- **INPUT ROWS**
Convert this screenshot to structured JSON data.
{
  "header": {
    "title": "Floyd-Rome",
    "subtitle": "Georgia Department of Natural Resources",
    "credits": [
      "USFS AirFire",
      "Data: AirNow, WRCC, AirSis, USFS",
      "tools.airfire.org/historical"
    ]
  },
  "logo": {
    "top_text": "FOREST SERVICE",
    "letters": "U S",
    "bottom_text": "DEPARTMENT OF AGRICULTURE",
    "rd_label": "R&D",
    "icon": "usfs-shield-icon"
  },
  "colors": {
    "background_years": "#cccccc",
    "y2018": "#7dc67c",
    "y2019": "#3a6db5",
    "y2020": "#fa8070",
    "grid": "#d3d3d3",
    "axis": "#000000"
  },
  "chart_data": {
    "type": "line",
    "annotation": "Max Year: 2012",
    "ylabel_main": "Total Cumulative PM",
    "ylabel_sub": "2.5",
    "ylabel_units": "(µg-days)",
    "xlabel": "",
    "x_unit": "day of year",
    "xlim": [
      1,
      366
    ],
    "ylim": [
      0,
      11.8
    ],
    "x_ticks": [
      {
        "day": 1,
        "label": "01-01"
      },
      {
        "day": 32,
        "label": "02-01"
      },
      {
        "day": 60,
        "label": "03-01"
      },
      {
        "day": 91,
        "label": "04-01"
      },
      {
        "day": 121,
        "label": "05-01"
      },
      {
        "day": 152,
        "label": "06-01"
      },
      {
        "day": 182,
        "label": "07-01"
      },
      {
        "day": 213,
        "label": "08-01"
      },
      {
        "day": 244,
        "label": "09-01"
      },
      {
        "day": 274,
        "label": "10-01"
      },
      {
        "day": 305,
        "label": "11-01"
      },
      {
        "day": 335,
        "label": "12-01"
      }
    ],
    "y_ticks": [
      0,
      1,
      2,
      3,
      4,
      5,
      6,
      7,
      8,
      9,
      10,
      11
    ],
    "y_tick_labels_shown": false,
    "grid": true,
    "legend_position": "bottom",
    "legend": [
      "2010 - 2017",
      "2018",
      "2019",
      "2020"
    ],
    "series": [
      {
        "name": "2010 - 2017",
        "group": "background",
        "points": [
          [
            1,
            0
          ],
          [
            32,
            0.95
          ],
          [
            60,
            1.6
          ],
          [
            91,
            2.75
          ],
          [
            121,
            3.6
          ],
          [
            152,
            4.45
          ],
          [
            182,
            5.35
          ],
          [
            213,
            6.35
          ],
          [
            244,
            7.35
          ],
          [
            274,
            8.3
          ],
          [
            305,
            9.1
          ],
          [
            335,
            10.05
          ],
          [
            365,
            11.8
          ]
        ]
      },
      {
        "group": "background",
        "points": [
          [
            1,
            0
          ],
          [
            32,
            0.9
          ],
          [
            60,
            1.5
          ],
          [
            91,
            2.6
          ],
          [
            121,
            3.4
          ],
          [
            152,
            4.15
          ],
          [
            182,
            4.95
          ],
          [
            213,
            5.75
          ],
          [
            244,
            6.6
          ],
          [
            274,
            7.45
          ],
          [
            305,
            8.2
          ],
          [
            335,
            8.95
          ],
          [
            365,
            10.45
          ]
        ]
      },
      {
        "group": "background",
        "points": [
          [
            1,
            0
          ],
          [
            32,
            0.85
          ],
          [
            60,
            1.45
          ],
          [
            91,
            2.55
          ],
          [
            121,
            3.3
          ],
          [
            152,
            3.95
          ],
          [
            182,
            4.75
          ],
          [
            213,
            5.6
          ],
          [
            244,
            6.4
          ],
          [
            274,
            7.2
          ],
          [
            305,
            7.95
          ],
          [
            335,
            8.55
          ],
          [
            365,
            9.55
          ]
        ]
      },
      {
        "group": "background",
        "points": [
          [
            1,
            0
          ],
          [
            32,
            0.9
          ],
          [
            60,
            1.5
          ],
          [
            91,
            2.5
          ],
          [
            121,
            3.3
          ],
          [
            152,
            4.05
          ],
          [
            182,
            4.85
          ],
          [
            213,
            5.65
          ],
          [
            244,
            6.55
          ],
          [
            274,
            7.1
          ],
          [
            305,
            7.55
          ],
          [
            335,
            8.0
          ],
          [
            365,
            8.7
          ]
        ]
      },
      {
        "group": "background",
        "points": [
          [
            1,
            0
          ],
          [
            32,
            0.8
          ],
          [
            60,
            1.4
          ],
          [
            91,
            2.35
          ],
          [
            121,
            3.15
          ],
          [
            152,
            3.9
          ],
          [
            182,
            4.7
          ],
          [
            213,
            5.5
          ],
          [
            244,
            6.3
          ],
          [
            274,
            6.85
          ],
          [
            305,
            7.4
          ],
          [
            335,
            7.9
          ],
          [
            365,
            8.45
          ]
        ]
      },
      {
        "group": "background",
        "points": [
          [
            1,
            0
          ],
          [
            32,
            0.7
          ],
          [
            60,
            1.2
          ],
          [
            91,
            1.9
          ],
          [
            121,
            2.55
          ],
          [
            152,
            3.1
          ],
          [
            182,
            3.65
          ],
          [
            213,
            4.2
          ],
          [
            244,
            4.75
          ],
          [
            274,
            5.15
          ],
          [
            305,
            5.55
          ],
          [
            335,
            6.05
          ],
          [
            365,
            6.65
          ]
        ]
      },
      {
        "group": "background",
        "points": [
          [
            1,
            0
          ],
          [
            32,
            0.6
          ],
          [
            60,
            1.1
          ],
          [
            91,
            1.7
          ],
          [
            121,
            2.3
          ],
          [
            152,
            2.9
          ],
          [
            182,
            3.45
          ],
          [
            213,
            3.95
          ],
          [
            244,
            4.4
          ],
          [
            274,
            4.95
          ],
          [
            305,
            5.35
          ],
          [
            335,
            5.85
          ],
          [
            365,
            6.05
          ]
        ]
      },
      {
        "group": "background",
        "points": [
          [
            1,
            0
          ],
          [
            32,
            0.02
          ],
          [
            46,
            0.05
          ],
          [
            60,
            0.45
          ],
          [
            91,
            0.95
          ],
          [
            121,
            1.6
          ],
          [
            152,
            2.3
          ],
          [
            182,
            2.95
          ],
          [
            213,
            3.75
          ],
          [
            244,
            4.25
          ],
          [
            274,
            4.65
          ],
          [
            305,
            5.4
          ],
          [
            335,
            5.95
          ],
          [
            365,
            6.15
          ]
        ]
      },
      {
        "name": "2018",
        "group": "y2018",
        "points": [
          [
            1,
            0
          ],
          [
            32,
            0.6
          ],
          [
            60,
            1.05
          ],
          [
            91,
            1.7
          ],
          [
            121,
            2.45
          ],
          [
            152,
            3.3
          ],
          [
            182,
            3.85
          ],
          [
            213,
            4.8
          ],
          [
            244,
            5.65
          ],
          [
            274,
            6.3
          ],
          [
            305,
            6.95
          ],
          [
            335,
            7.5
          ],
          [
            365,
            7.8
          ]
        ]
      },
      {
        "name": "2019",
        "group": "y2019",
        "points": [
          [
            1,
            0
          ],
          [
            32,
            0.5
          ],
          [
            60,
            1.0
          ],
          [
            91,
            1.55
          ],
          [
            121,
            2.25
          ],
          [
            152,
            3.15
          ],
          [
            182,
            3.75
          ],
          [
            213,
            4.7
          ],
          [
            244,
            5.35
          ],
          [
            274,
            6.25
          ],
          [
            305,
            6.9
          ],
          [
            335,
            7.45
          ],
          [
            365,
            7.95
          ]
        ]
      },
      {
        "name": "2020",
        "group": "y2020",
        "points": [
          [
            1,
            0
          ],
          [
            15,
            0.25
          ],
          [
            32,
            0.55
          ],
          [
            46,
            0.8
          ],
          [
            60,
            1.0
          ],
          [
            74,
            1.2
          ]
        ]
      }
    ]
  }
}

- **WHAT YOU NEED TO DO**
Read the entries above, then pull out the lines that include "name".

- **SOLUTION**
        "name": "2010 - 2017",
        "name": "2018",
        "name": "2019",
        "name": "2020",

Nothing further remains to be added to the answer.